** What needs to be done **
Select the lines of the records containing the word "PERSONAS" and list them.

───── Material supplied

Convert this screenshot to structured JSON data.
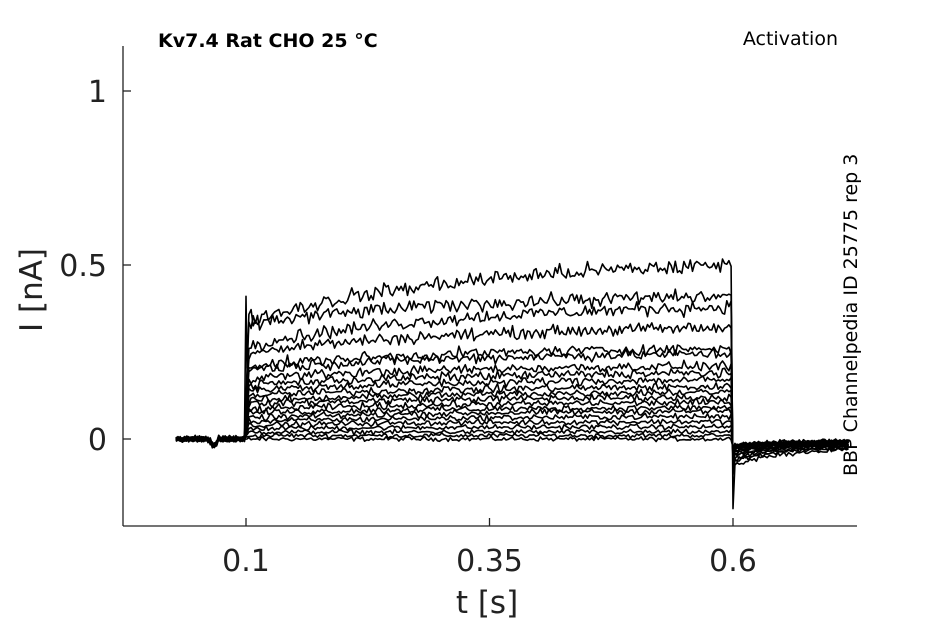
{
  "chart_data": {
    "type": "line",
    "title": "Kv7.4  Rat  CHO  25 °C",
    "protocol": "Activation",
    "source": "BBP Channelpedia ID 25775 rep 3",
    "xlabel": "t [s]",
    "ylabel": "I [nA]",
    "xlim": [
      -0.0,
      0.75
    ],
    "ylim": [
      -0.25,
      1.13
    ],
    "x_ticks": [
      0.1,
      0.35,
      0.6
    ],
    "x_tick_labels": [
      "0.1",
      "0.35",
      "0.6"
    ],
    "y_ticks": [
      0,
      0.5,
      1
    ],
    "y_tick_labels": [
      "0",
      "0.5",
      "1"
    ],
    "grid": false,
    "legend": "none",
    "line_color": "#000000",
    "pulse_start_s": 0.1,
    "pulse_end_s": 0.6,
    "trace_start_s": 0.028,
    "trace_end_s": 0.72,
    "series_end_current_nA": [
      0.0,
      0.01,
      0.02,
      0.035,
      0.05,
      0.065,
      0.08,
      0.09,
      0.105,
      0.12,
      0.135,
      0.15,
      0.17,
      0.19,
      0.21,
      0.245,
      0.26,
      0.32,
      0.38,
      0.41,
      0.5
    ],
    "series_onset_current_nA": [
      0.0,
      0.01,
      0.02,
      0.03,
      0.04,
      0.05,
      0.06,
      0.075,
      0.085,
      0.1,
      0.11,
      0.125,
      0.14,
      0.155,
      0.175,
      0.2,
      0.21,
      0.25,
      0.27,
      0.33,
      0.34
    ],
    "onset_transient_nA": 0.41,
    "offset_transient_nA": -0.2
  }
}
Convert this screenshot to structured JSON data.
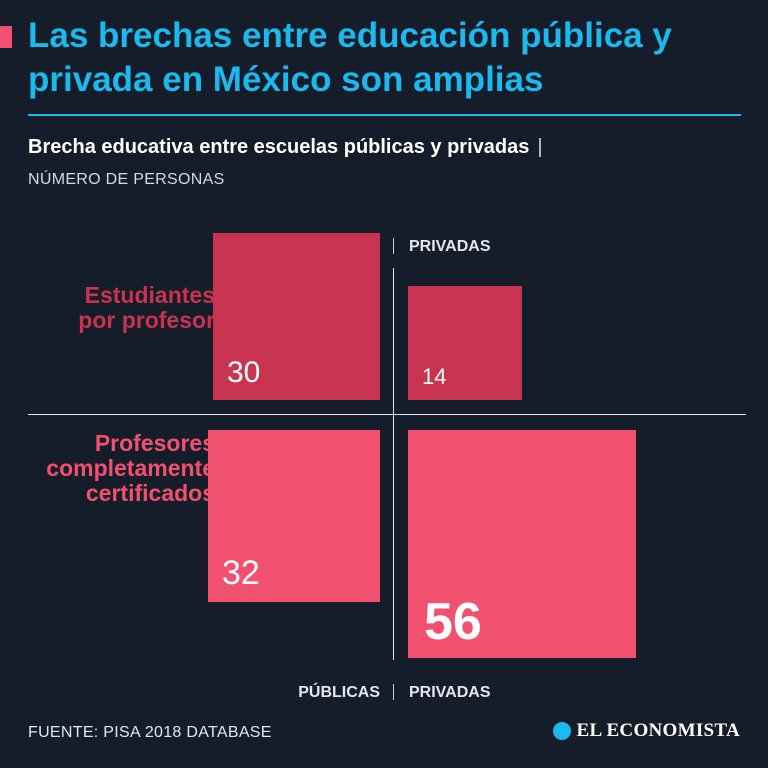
{
  "header": {
    "title": "Las brechas entre educación pública y privada en México son amplias"
  },
  "chart_header": {
    "subtitle": "Brecha educativa entre escuelas públicas y privadas",
    "separator": "|",
    "units": "NÚMERO DE PERSONAS"
  },
  "chart_data": {
    "type": "bar",
    "title": "Brecha educativa entre escuelas públicas y privadas",
    "subtitle": "NÚMERO DE PERSONAS",
    "columns": [
      "PÚBLICAS",
      "PRIVADAS"
    ],
    "rows": [
      {
        "name": "Estudiantes por profesor",
        "label_lines": [
          "Estudiantes",
          "por profesor"
        ],
        "color": "#c8334f",
        "values": {
          "PÚBLICAS": 30,
          "PRIVADAS": 14
        }
      },
      {
        "name": "Profesores completamente certificados",
        "label_lines": [
          "Profesores",
          "completamente",
          "certificados"
        ],
        "color": "#f2506f",
        "values": {
          "PÚBLICAS": 32,
          "PRIVADAS": 56
        }
      }
    ],
    "encoding": "square area proportional to value",
    "xlabel": "",
    "ylabel": ""
  },
  "footer": {
    "source": "FUENTE: PISA 2018 DATABASE",
    "brand": "EL ECONOMISTA"
  },
  "colors": {
    "background": "#151d2a",
    "title": "#1ab9ee",
    "students": "#c8334f",
    "teachers": "#f2506f"
  }
}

──────────

** The result **
    "units": "NÚMERO DE PERSONAS"
    "subtitle": "NÚMERO DE PERSONAS",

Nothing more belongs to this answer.